--- start of Data section ---

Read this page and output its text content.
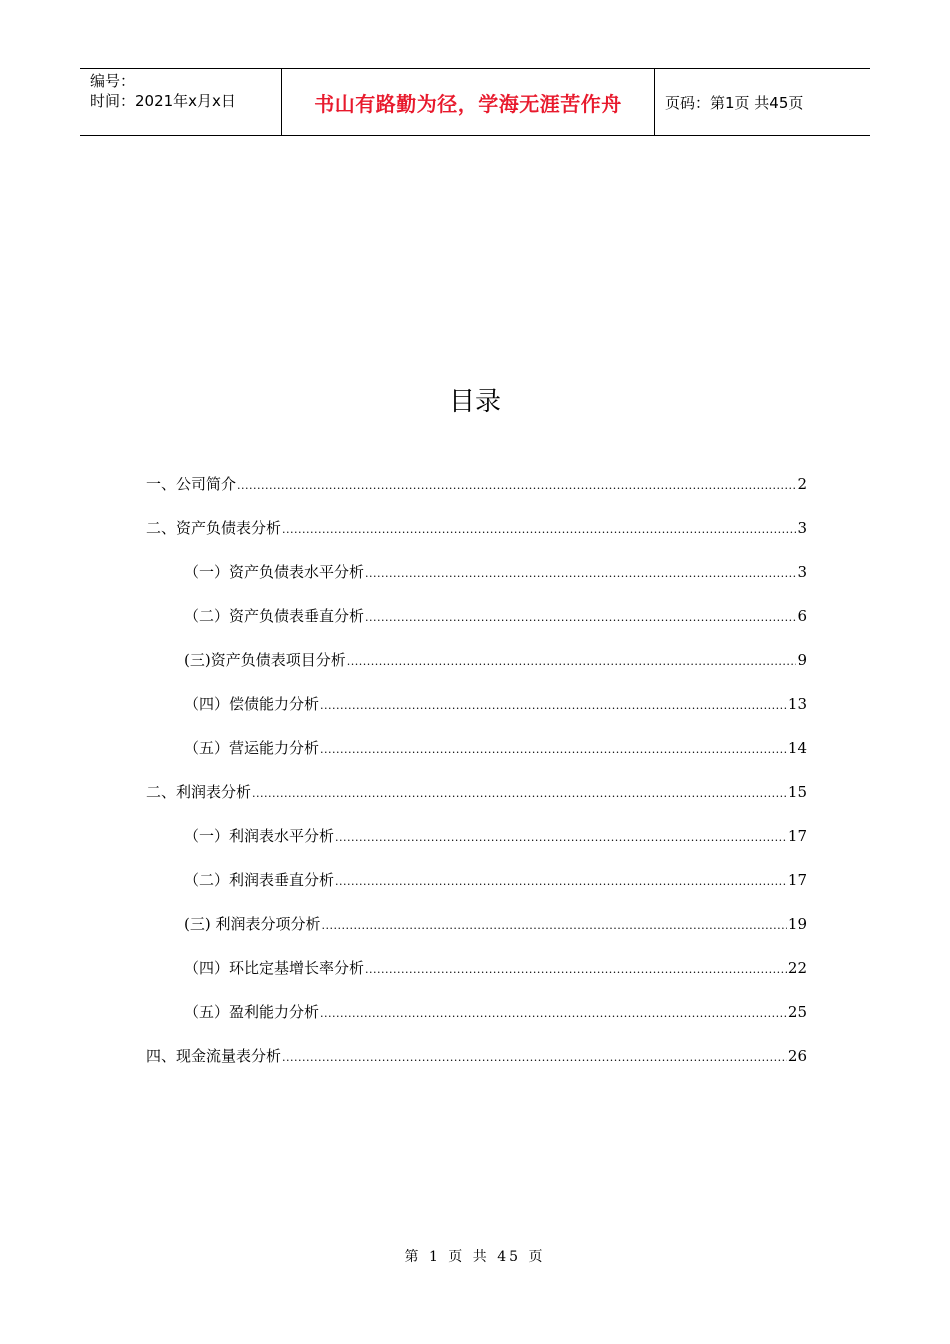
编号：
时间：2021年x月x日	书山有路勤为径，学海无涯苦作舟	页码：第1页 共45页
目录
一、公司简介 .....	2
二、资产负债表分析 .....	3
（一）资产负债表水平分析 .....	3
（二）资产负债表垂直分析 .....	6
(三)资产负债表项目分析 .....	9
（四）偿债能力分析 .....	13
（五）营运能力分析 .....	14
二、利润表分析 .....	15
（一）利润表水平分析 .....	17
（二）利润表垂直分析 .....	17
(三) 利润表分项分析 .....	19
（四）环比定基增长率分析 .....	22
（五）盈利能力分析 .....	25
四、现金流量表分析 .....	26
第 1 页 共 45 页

--- end of Data section ---

What the task requires
Omit the images and transcribe all of the records above word for word.

Task response
Read this page and output its text content.
编号：
时间：2021年x月x日	书山有路勤为径，学海无涯苦作舟	页码：第1页 共45页
目录
一、公司简介 .....	2
二、资产负债表分析 .....	3
（一）资产负债表水平分析 .....	3
（二）资产负债表垂直分析 .....	6
(三)资产负债表项目分析 .....	9
（四）偿债能力分析 .....	13
（五）营运能力分析 .....	14
二、利润表分析 .....	15
（一）利润表水平分析 .....	17
（二）利润表垂直分析 .....	17
(三) 利润表分项分析 .....	19
（四）环比定基增长率分析 .....	22
（五）盈利能力分析 .....	25
四、现金流量表分析 .....	26
第 1 页 共 45 页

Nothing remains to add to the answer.